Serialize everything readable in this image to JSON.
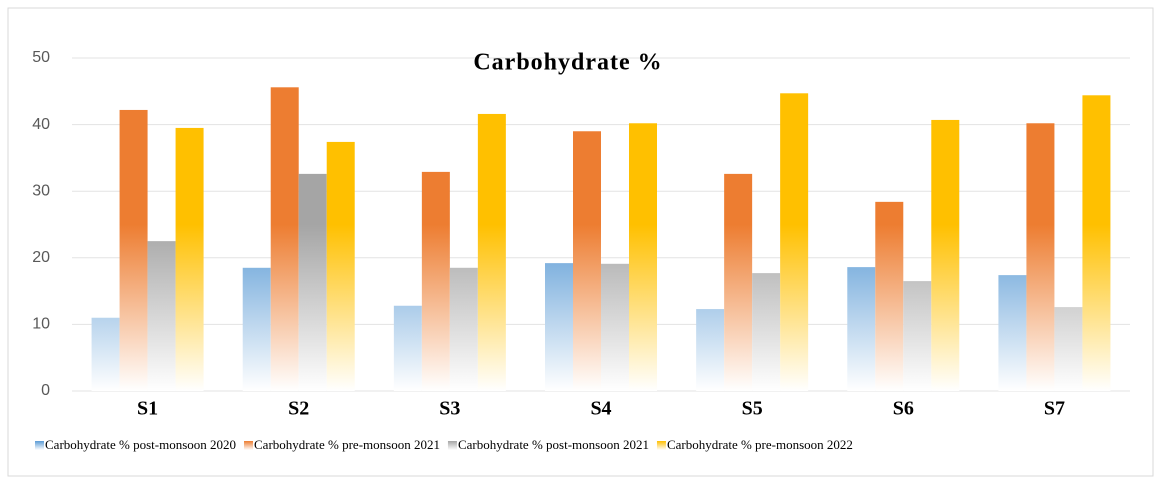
{
  "chart_data": {
    "type": "bar",
    "title": "Carbohydrate %",
    "categories": [
      "S1",
      "S2",
      "S3",
      "S4",
      "S5",
      "S6",
      "S7"
    ],
    "series": [
      {
        "name": "Carbohydrate % post-monsoon 2020",
        "color": "#5b9bd5",
        "values": [
          11.0,
          18.5,
          12.8,
          19.2,
          12.3,
          18.6,
          17.4
        ]
      },
      {
        "name": "Carbohydrate % pre-monsoon 2021",
        "color": "#ed7d31",
        "values": [
          42.2,
          45.6,
          32.9,
          39.0,
          32.6,
          28.4,
          40.2
        ]
      },
      {
        "name": "Carbohydrate % post-monsoon 2021",
        "color": "#a5a5a5",
        "values": [
          22.5,
          32.6,
          18.5,
          19.1,
          17.7,
          16.5,
          12.6
        ]
      },
      {
        "name": "Carbohydrate % pre-monsoon 2022",
        "color": "#ffc000",
        "values": [
          39.5,
          37.4,
          41.6,
          40.2,
          44.7,
          40.7,
          44.4
        ]
      }
    ],
    "ylim": [
      0,
      50
    ],
    "yticks": [
      0,
      10,
      20,
      30,
      40,
      50
    ],
    "grid": true,
    "legend": "bottom"
  }
}
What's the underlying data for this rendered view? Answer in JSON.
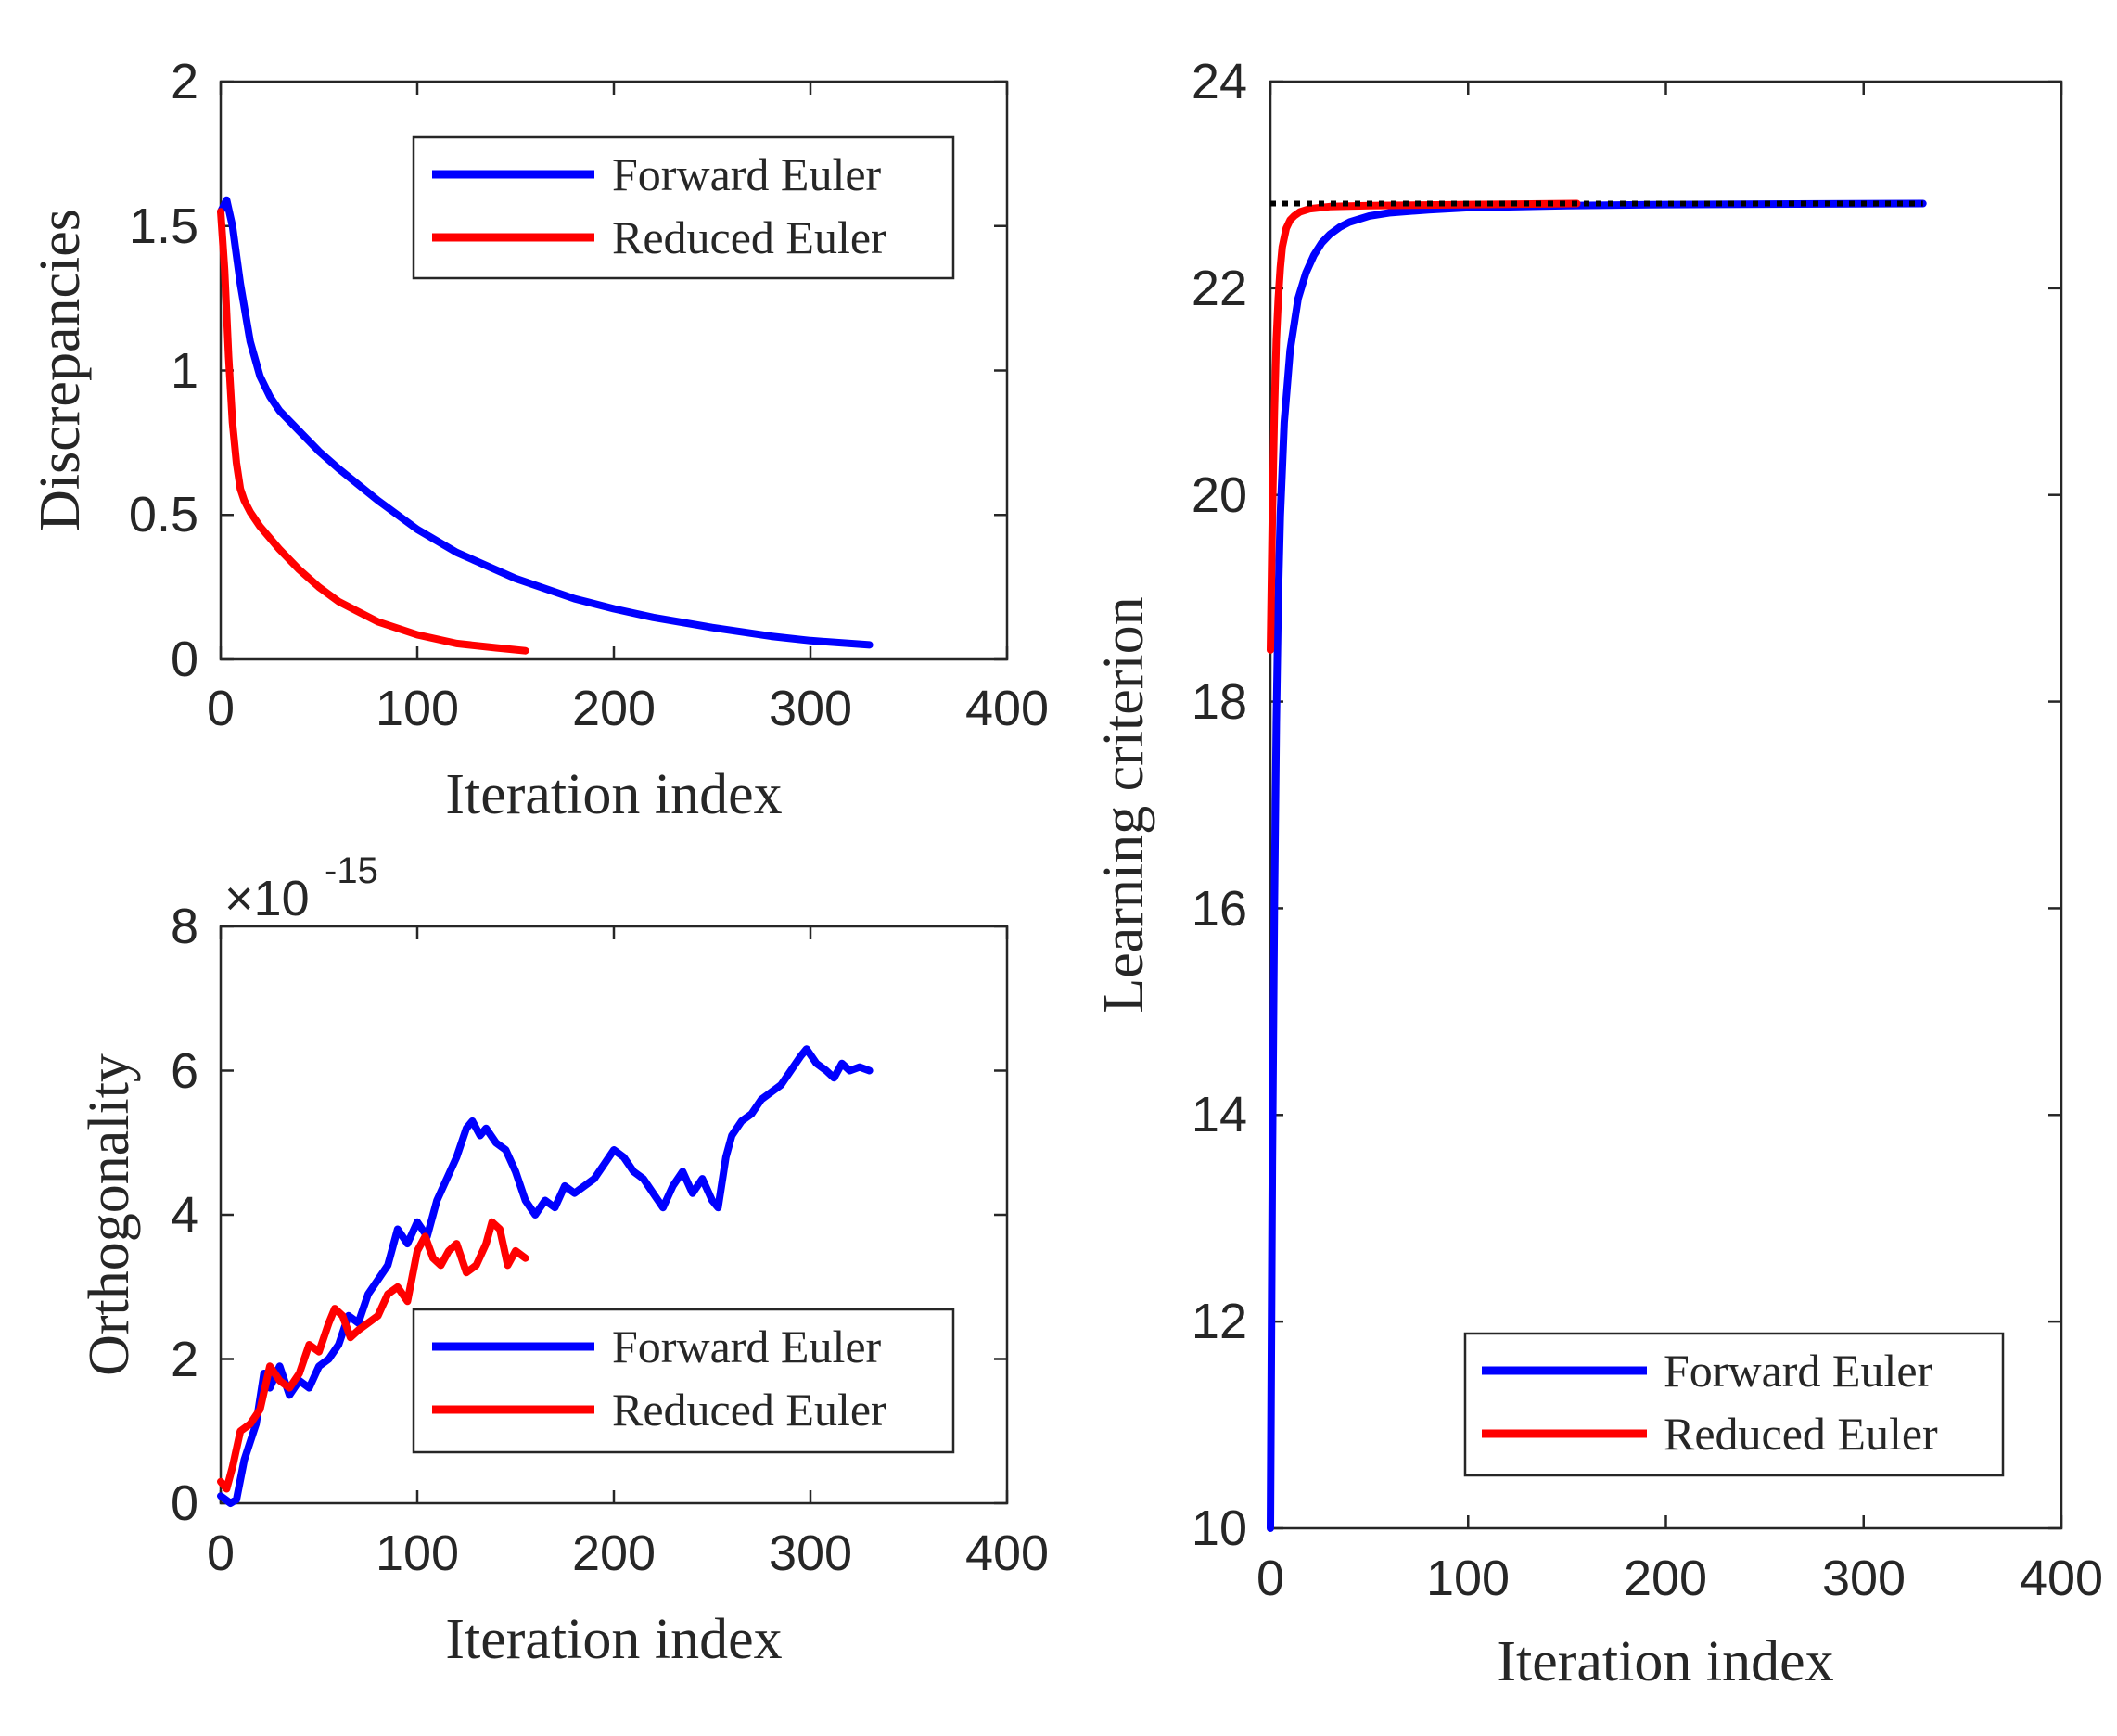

▸ **GIVEN TASK**
All of the material above needs to be restated exactly, with no pictures.

▸ **EXERCISE RESULT**
Serialize everything readable in this image to JSON.
{
  "chart_data": {
    "type": "bar",
    "title": "Carbohydrate %",
    "categories": [
      "S1",
      "S2",
      "S3",
      "S4",
      "S5",
      "S6",
      "S7"
    ],
    "series": [
      {
        "name": "Carbohydrate % post-monsoon 2020",
        "color": "#5b9bd5",
        "values": [
          11.0,
          18.5,
          12.8,
          19.2,
          12.3,
          18.6,
          17.4
        ]
      },
      {
        "name": "Carbohydrate % pre-monsoon 2021",
        "color": "#ed7d31",
        "values": [
          42.2,
          45.6,
          32.9,
          39.0,
          32.6,
          28.4,
          40.2
        ]
      },
      {
        "name": "Carbohydrate % post-monsoon 2021",
        "color": "#a5a5a5",
        "values": [
          22.5,
          32.6,
          18.5,
          19.1,
          17.7,
          16.5,
          12.6
        ]
      },
      {
        "name": "Carbohydrate % pre-monsoon 2022",
        "color": "#ffc000",
        "values": [
          39.5,
          37.4,
          41.6,
          40.2,
          44.7,
          40.7,
          44.4
        ]
      }
    ],
    "ylim": [
      0,
      50
    ],
    "yticks": [
      0,
      10,
      20,
      30,
      40,
      50
    ],
    "grid": true,
    "legend": "bottom"
  }
}
What's the underlying data for this rendered view? Answer in JSON.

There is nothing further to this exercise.